Omit every picture and write out the rest of the records exactly.

---*---

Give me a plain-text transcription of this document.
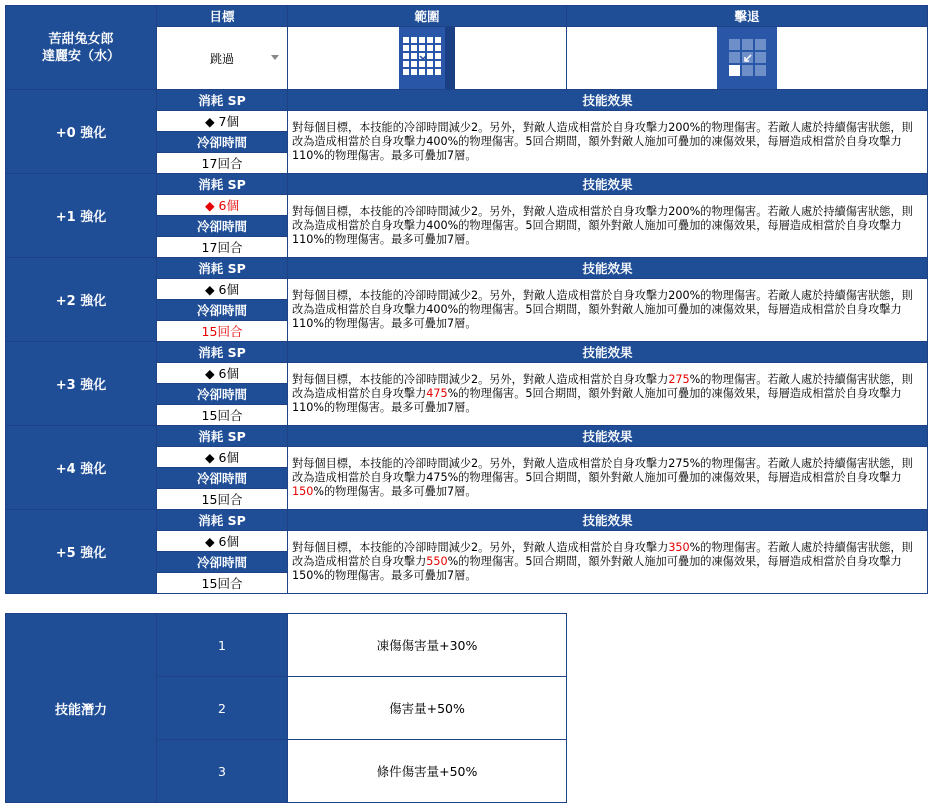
苦甜兔女郎
達麗安（水）
目標	範圍	擊退
跳過
+0 強化
消耗 SP	技能效果
◆ 7個	對每個目標，本技能的冷卻時間減少2。另外，對敵人造成相當於自身攻擊力200%的物理傷害。若敵人處於持續傷害狀態，則改為造成相當於自身攻擊力400%的物理傷害。5回合期間，額外對敵人施加可疊加的凍傷效果，每層造成相當於自身攻擊力110%的物理傷害。最多可疊加7層。
冷卻時間
17回合
+1 強化
消耗 SP	技能效果
◆ 6個	對每個目標，本技能的冷卻時間減少2。另外，對敵人造成相當於自身攻擊力200%的物理傷害。若敵人處於持續傷害狀態，則改為造成相當於自身攻擊力400%的物理傷害。5回合期間，額外對敵人施加可疊加的凍傷效果，每層造成相當於自身攻擊力110%的物理傷害。最多可疊加7層。
冷卻時間
17回合
+2 強化
消耗 SP	技能效果
◆ 6個	對每個目標，本技能的冷卻時間減少2。另外，對敵人造成相當於自身攻擊力200%的物理傷害。若敵人處於持續傷害狀態，則改為造成相當於自身攻擊力400%的物理傷害。5回合期間，額外對敵人施加可疊加的凍傷效果，每層造成相當於自身攻擊力110%的物理傷害。最多可疊加7層。
冷卻時間
15回合
+3 強化
消耗 SP	技能效果
◆ 6個	對每個目標，本技能的冷卻時間減少2。另外，對敵人造成相當於自身攻擊力275%的物理傷害。若敵人處於持續傷害狀態，則改為造成相當於自身攻擊力475%的物理傷害。5回合期間，額外對敵人施加可疊加的凍傷效果，每層造成相當於自身攻擊力110%的物理傷害。最多可疊加7層。
冷卻時間
15回合
+4 強化
消耗 SP	技能效果
◆ 6個	對每個目標，本技能的冷卻時間減少2。另外，對敵人造成相當於自身攻擊力275%的物理傷害。若敵人處於持續傷害狀態，則改為造成相當於自身攻擊力475%的物理傷害。5回合期間，額外對敵人施加可疊加的凍傷效果，每層造成相當於自身攻擊力150%的物理傷害。最多可疊加7層。
冷卻時間
15回合
+5 強化
消耗 SP	技能效果
◆ 6個	對每個目標，本技能的冷卻時間減少2。另外，對敵人造成相當於自身攻擊力350%的物理傷害。若敵人處於持續傷害狀態，則改為造成相當於自身攻擊力550%的物理傷害。5回合期間，額外對敵人施加可疊加的凍傷效果，每層造成相當於自身攻擊力150%的物理傷害。最多可疊加7層。
冷卻時間
15回合
技能潛力
1	凍傷傷害量+30%
2	傷害量+50%
3	條件傷害量+50%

---*---

WRITTEN ANSWER
Give me a plain-text transcription of this document.
苦甜兔女郎
達麗安（水）
目標	範圍	擊退
跳過
+0 強化
消耗 SP	技能效果
◆ 7個	對每個目標，本技能的冷卻時間減少2。另外，對敵人造成相當於自身攻擊力200%的物理傷害。若敵人處於持續傷害狀態，則改為造成相當於自身攻擊力400%的物理傷害。5回合期間，額外對敵人施加可疊加的凍傷效果，每層造成相當於自身攻擊力110%的物理傷害。最多可疊加7層。
冷卻時間
17回合
+1 強化
消耗 SP	技能效果
◆ 6個	對每個目標，本技能的冷卻時間減少2。另外，對敵人造成相當於自身攻擊力200%的物理傷害。若敵人處於持續傷害狀態，則改為造成相當於自身攻擊力400%的物理傷害。5回合期間，額外對敵人施加可疊加的凍傷效果，每層造成相當於自身攻擊力110%的物理傷害。最多可疊加7層。
冷卻時間
17回合
+2 強化
消耗 SP	技能效果
◆ 6個	對每個目標，本技能的冷卻時間減少2。另外，對敵人造成相當於自身攻擊力200%的物理傷害。若敵人處於持續傷害狀態，則改為造成相當於自身攻擊力400%的物理傷害。5回合期間，額外對敵人施加可疊加的凍傷效果，每層造成相當於自身攻擊力110%的物理傷害。最多可疊加7層。
冷卻時間
15回合
+3 強化
消耗 SP	技能效果
◆ 6個	對每個目標，本技能的冷卻時間減少2。另外，對敵人造成相當於自身攻擊力275%的物理傷害。若敵人處於持續傷害狀態，則改為造成相當於自身攻擊力475%的物理傷害。5回合期間，額外對敵人施加可疊加的凍傷效果，每層造成相當於自身攻擊力110%的物理傷害。最多可疊加7層。
冷卻時間
15回合
+4 強化
消耗 SP	技能效果
◆ 6個	對每個目標，本技能的冷卻時間減少2。另外，對敵人造成相當於自身攻擊力275%的物理傷害。若敵人處於持續傷害狀態，則改為造成相當於自身攻擊力475%的物理傷害。5回合期間，額外對敵人施加可疊加的凍傷效果，每層造成相當於自身攻擊力150%的物理傷害。最多可疊加7層。
冷卻時間
15回合
+5 強化
消耗 SP	技能效果
◆ 6個	對每個目標，本技能的冷卻時間減少2。另外，對敵人造成相當於自身攻擊力350%的物理傷害。若敵人處於持續傷害狀態，則改為造成相當於自身攻擊力550%的物理傷害。5回合期間，額外對敵人施加可疊加的凍傷效果，每層造成相當於自身攻擊力150%的物理傷害。最多可疊加7層。
冷卻時間
15回合
技能潛力
1	凍傷傷害量+30%
2	傷害量+50%
3	條件傷害量+50%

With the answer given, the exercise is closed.